» **What the task asks**
Could you transcribe the material below exactly, without leaving out a single line?
........
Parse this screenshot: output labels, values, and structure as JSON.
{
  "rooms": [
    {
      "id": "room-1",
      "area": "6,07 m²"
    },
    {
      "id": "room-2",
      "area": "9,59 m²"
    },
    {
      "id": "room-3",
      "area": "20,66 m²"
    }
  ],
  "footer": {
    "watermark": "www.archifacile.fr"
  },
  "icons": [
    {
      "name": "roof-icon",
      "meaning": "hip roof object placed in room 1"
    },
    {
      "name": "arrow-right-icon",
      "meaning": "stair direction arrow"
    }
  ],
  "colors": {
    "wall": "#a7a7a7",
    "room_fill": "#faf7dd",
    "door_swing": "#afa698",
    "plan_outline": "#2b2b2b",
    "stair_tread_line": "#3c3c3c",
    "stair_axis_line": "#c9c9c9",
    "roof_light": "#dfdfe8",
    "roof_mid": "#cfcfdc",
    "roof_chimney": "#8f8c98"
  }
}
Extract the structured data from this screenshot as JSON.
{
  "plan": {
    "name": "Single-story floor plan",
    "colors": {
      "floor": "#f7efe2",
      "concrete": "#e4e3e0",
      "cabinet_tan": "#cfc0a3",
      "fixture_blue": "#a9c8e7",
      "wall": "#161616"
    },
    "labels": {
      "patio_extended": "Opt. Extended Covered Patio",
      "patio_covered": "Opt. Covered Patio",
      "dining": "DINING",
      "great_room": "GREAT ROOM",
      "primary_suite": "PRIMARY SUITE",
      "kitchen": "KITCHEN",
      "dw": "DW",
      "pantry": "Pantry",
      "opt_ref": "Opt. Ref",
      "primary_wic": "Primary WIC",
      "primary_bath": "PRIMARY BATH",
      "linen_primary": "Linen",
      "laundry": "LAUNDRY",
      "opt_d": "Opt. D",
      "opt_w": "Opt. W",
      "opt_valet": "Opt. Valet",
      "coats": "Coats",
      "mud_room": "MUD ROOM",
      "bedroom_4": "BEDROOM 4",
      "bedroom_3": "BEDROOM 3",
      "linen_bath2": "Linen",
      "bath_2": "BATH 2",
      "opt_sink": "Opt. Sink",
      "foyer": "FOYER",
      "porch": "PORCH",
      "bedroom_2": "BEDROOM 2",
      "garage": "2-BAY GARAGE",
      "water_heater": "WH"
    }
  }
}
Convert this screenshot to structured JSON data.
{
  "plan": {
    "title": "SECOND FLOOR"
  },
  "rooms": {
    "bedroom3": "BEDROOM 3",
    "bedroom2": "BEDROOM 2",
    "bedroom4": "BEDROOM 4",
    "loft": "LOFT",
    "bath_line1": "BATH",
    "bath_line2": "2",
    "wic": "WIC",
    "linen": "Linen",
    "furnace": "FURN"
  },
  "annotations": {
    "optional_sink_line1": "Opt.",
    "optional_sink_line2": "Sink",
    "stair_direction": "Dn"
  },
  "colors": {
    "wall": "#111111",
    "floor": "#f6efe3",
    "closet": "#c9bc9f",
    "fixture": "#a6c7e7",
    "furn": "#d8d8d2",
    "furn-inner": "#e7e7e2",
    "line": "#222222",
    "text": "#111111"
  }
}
........
» **Answer for the task**
Parse this screenshot: output labels, values, and structure as JSON.
{
  "rooms": [
    {
      "id": "room-1",
      "area": "6,07 m²"
    },
    {
      "id": "room-2",
      "area": "9,59 m²"
    },
    {
      "id": "room-3",
      "area": "20,66 m²"
    }
  ],
  "footer": {
    "watermark": "www.archifacile.fr"
  },
  "icons": [
    {
      "name": "roof-icon",
      "meaning": "hip roof object placed in room 1"
    },
    {
      "name": "arrow-right-icon",
      "meaning": "stair direction arrow"
    }
  ],
  "colors": {
    "wall": "#a7a7a7",
    "room_fill": "#faf7dd",
    "door_swing": "#afa698",
    "plan_outline": "#2b2b2b",
    "stair_tread_line": "#3c3c3c",
    "stair_axis_line": "#c9c9c9",
    "roof_light": "#dfdfe8",
    "roof_mid": "#cfcfdc",
    "roof_chimney": "#8f8c98"
  }
}
Extract the structured data from this screenshot as JSON.
{
  "plan": {
    "name": "Single-story floor plan",
    "colors": {
      "floor": "#f7efe2",
      "concrete": "#e4e3e0",
      "cabinet_tan": "#cfc0a3",
      "fixture_blue": "#a9c8e7",
      "wall": "#161616"
    },
    "labels": {
      "patio_extended": "Opt. Extended Covered Patio",
      "patio_covered": "Opt. Covered Patio",
      "dining": "DINING",
      "great_room": "GREAT ROOM",
      "primary_suite": "PRIMARY SUITE",
      "kitchen": "KITCHEN",
      "dw": "DW",
      "pantry": "Pantry",
      "opt_ref": "Opt. Ref",
      "primary_wic": "Primary WIC",
      "primary_bath": "PRIMARY BATH",
      "linen_primary": "Linen",
      "laundry": "LAUNDRY",
      "opt_d": "Opt. D",
      "opt_w": "Opt. W",
      "opt_valet": "Opt. Valet",
      "coats": "Coats",
      "mud_room": "MUD ROOM",
      "bedroom_4": "BEDROOM 4",
      "bedroom_3": "BEDROOM 3",
      "linen_bath2": "Linen",
      "bath_2": "BATH 2",
      "opt_sink": "Opt. Sink",
      "foyer": "FOYER",
      "porch": "PORCH",
      "bedroom_2": "BEDROOM 2",
      "garage": "2-BAY GARAGE",
      "water_heater": "WH"
    }
  }
}
Convert this screenshot to structured JSON data.
{
  "plan": {
    "title": "SECOND FLOOR"
  },
  "rooms": {
    "bedroom3": "BEDROOM 3",
    "bedroom2": "BEDROOM 2",
    "bedroom4": "BEDROOM 4",
    "loft": "LOFT",
    "bath_line1": "BATH",
    "bath_line2": "2",
    "wic": "WIC",
    "linen": "Linen",
    "furnace": "FURN"
  },
  "annotations": {
    "optional_sink_line1": "Opt.",
    "optional_sink_line2": "Sink",
    "stair_direction": "Dn"
  },
  "colors": {
    "wall": "#111111",
    "floor": "#f6efe3",
    "closet": "#c9bc9f",
    "fixture": "#a6c7e7",
    "furn": "#d8d8d2",
    "furn-inner": "#e7e7e2",
    "line": "#222222",
    "text": "#111111"
  }
}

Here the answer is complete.